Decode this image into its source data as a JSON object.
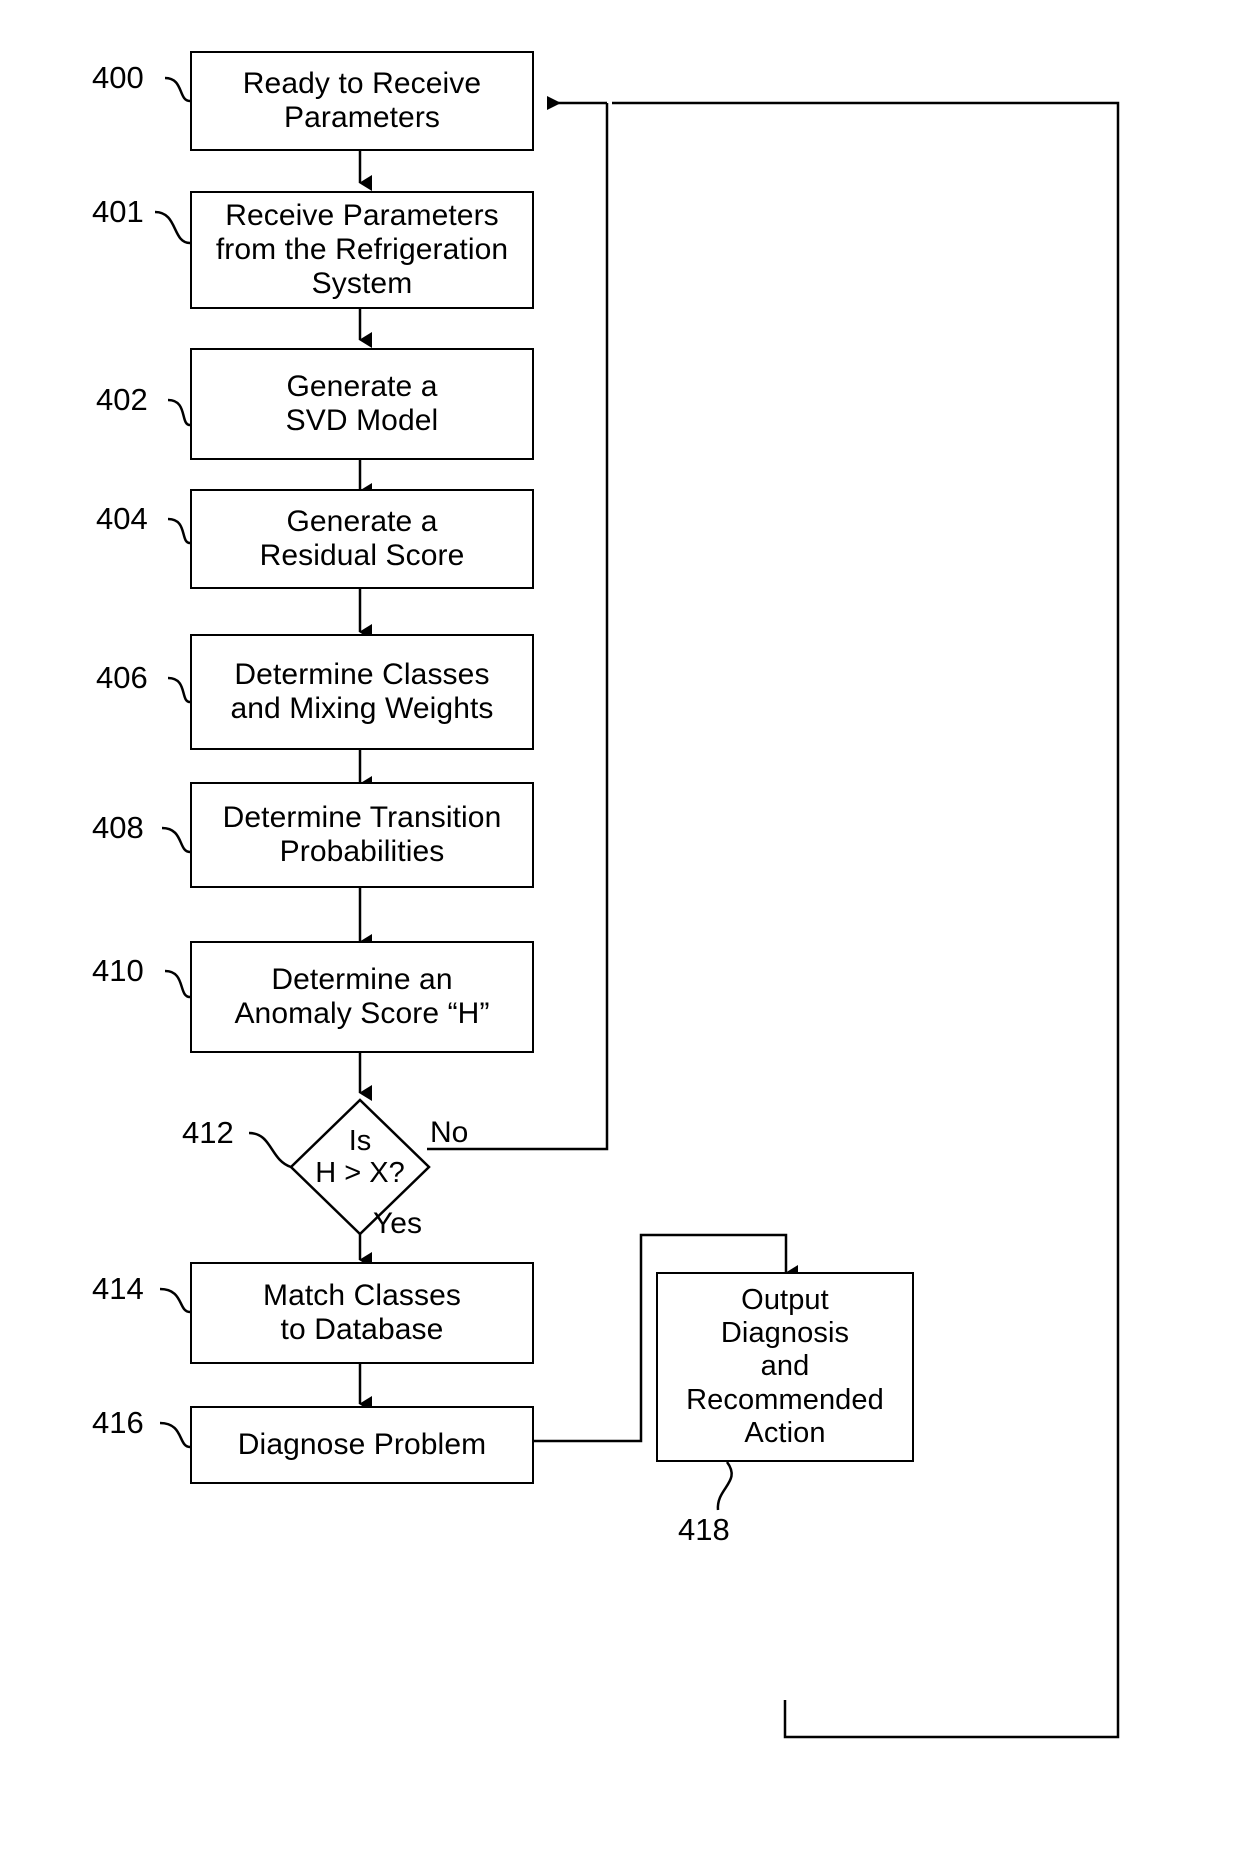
{
  "figure": {
    "type": "flowchart",
    "title": "",
    "background_color": "#ffffff",
    "line_color": "#000000"
  },
  "nodes": [
    {
      "ref": "400",
      "name": "ready-to-receive-parameters",
      "shape": "process",
      "label": "Ready to Receive\nParameters"
    },
    {
      "ref": "401",
      "name": "receive-parameters",
      "shape": "process",
      "label": "Receive Parameters\nfrom the Refrigeration\nSystem"
    },
    {
      "ref": "402",
      "name": "generate-svd-model",
      "shape": "process",
      "label": "Generate a\nSVD Model"
    },
    {
      "ref": "404",
      "name": "generate-residual-score",
      "shape": "process",
      "label": "Generate a\nResidual Score"
    },
    {
      "ref": "406",
      "name": "determine-classes-and-mixing-weights",
      "shape": "process",
      "label": "Determine Classes\nand Mixing Weights"
    },
    {
      "ref": "408",
      "name": "determine-transition-probabilities",
      "shape": "process",
      "label": "Determine Transition\nProbabilities"
    },
    {
      "ref": "410",
      "name": "determine-anomaly-score",
      "shape": "process",
      "label": "Determine an\nAnomaly Score “H”"
    },
    {
      "ref": "412",
      "name": "decision-is-h-greater-than-x",
      "shape": "decision",
      "label": "Is\nH > X?"
    },
    {
      "ref": "414",
      "name": "match-classes-to-database",
      "shape": "process",
      "label": "Match Classes\nto Database"
    },
    {
      "ref": "416",
      "name": "diagnose-problem",
      "shape": "process",
      "label": "Diagnose Problem"
    },
    {
      "ref": "418",
      "name": "output-diagnosis-and-recommended-action",
      "shape": "process",
      "label": "Output\nDiagnosis\nand\nRecommended\nAction"
    }
  ],
  "branch_labels": {
    "no": "No",
    "yes": "Yes"
  },
  "reference_numerals": [
    "400",
    "401",
    "402",
    "404",
    "406",
    "408",
    "410",
    "412",
    "414",
    "416",
    "418"
  ]
}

| The problem |
Filter the records above for lines containing the word "decision", and copy those lines.

| Full output |
      "name": "decision-is-h-greater-than-x",
      "shape": "decision",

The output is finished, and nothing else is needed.